INSTRUCTIONS FOR THE TASK:
Reproduce the records below in their entirety, character for character.
- - - - - - -
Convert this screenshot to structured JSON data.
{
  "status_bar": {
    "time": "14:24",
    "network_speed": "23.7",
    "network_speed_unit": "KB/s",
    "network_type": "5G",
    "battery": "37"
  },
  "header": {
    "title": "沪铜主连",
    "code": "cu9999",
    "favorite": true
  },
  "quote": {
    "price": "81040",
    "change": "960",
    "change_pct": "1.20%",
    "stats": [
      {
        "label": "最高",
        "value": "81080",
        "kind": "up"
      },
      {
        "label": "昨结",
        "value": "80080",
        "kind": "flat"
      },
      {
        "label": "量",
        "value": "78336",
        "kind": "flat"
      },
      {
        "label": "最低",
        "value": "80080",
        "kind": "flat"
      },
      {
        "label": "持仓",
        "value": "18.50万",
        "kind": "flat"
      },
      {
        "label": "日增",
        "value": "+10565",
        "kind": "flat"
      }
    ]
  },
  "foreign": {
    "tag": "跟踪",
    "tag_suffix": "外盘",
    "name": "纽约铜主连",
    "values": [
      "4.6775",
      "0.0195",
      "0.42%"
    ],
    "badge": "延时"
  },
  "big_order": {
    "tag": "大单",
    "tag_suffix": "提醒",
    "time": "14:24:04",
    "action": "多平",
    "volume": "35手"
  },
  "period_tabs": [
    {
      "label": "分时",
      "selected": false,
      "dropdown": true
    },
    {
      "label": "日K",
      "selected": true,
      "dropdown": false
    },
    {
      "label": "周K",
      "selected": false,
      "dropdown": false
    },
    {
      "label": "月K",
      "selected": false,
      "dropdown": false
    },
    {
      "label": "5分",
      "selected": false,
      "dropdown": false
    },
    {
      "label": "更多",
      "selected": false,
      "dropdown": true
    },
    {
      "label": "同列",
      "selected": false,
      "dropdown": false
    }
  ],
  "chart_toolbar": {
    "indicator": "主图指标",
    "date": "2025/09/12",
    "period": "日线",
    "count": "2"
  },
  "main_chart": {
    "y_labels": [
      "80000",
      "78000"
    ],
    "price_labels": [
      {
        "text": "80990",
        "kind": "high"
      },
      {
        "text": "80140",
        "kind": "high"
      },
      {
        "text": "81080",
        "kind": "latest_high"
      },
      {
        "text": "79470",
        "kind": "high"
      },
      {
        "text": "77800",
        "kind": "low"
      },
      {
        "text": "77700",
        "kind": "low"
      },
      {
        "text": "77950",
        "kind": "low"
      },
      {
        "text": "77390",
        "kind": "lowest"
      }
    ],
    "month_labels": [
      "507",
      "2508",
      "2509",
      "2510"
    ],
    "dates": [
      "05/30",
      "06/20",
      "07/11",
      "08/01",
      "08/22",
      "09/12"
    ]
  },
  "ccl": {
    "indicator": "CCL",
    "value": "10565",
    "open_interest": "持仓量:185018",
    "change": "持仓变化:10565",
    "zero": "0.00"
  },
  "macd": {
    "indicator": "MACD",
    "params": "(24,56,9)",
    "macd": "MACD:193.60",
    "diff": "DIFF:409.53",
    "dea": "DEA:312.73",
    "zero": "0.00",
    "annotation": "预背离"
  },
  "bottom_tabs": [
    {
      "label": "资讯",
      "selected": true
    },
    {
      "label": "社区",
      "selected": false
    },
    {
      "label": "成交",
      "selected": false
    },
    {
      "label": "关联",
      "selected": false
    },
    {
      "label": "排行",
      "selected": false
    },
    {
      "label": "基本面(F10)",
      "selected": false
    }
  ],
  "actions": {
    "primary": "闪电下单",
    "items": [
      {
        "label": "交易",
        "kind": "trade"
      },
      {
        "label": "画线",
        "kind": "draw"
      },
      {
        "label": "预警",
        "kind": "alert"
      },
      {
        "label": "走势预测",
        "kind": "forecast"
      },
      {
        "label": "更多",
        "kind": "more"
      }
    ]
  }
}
- - - - - - -
EXERCISE SOLUTION:
Convert this screenshot to structured JSON data.
{
  "status_bar": {
    "time": "14:24",
    "network_speed": "23.7",
    "network_speed_unit": "KB/s",
    "network_type": "5G",
    "battery": "37"
  },
  "header": {
    "title": "沪铜主连",
    "code": "cu9999",
    "favorite": true
  },
  "quote": {
    "price": "81040",
    "change": "960",
    "change_pct": "1.20%",
    "stats": [
      {
        "label": "最高",
        "value": "81080",
        "kind": "up"
      },
      {
        "label": "昨结",
        "value": "80080",
        "kind": "flat"
      },
      {
        "label": "量",
        "value": "78336",
        "kind": "flat"
      },
      {
        "label": "最低",
        "value": "80080",
        "kind": "flat"
      },
      {
        "label": "持仓",
        "value": "18.50万",
        "kind": "flat"
      },
      {
        "label": "日增",
        "value": "+10565",
        "kind": "flat"
      }
    ]
  },
  "foreign": {
    "tag": "跟踪",
    "tag_suffix": "外盘",
    "name": "纽约铜主连",
    "values": [
      "4.6775",
      "0.0195",
      "0.42%"
    ],
    "badge": "延时"
  },
  "big_order": {
    "tag": "大单",
    "tag_suffix": "提醒",
    "time": "14:24:04",
    "action": "多平",
    "volume": "35手"
  },
  "period_tabs": [
    {
      "label": "分时",
      "selected": false,
      "dropdown": true
    },
    {
      "label": "日K",
      "selected": true,
      "dropdown": false
    },
    {
      "label": "周K",
      "selected": false,
      "dropdown": false
    },
    {
      "label": "月K",
      "selected": false,
      "dropdown": false
    },
    {
      "label": "5分",
      "selected": false,
      "dropdown": false
    },
    {
      "label": "更多",
      "selected": false,
      "dropdown": true
    },
    {
      "label": "同列",
      "selected": false,
      "dropdown": false
    }
  ],
  "chart_toolbar": {
    "indicator": "主图指标",
    "date": "2025/09/12",
    "period": "日线",
    "count": "2"
  },
  "main_chart": {
    "y_labels": [
      "80000",
      "78000"
    ],
    "price_labels": [
      {
        "text": "80990",
        "kind": "high"
      },
      {
        "text": "80140",
        "kind": "high"
      },
      {
        "text": "81080",
        "kind": "latest_high"
      },
      {
        "text": "79470",
        "kind": "high"
      },
      {
        "text": "77800",
        "kind": "low"
      },
      {
        "text": "77700",
        "kind": "low"
      },
      {
        "text": "77950",
        "kind": "low"
      },
      {
        "text": "77390",
        "kind": "lowest"
      }
    ],
    "month_labels": [
      "507",
      "2508",
      "2509",
      "2510"
    ],
    "dates": [
      "05/30",
      "06/20",
      "07/11",
      "08/01",
      "08/22",
      "09/12"
    ]
  },
  "ccl": {
    "indicator": "CCL",
    "value": "10565",
    "open_interest": "持仓量:185018",
    "change": "持仓变化:10565",
    "zero": "0.00"
  },
  "macd": {
    "indicator": "MACD",
    "params": "(24,56,9)",
    "macd": "MACD:193.60",
    "diff": "DIFF:409.53",
    "dea": "DEA:312.73",
    "zero": "0.00",
    "annotation": "预背离"
  },
  "bottom_tabs": [
    {
      "label": "资讯",
      "selected": true
    },
    {
      "label": "社区",
      "selected": false
    },
    {
      "label": "成交",
      "selected": false
    },
    {
      "label": "关联",
      "selected": false
    },
    {
      "label": "排行",
      "selected": false
    },
    {
      "label": "基本面(F10)",
      "selected": false
    }
  ],
  "actions": {
    "primary": "闪电下单",
    "items": [
      {
        "label": "交易",
        "kind": "trade"
      },
      {
        "label": "画线",
        "kind": "draw"
      },
      {
        "label": "预警",
        "kind": "alert"
      },
      {
        "label": "走势预测",
        "kind": "forecast"
      },
      {
        "label": "更多",
        "kind": "more"
      }
    ]
  }
}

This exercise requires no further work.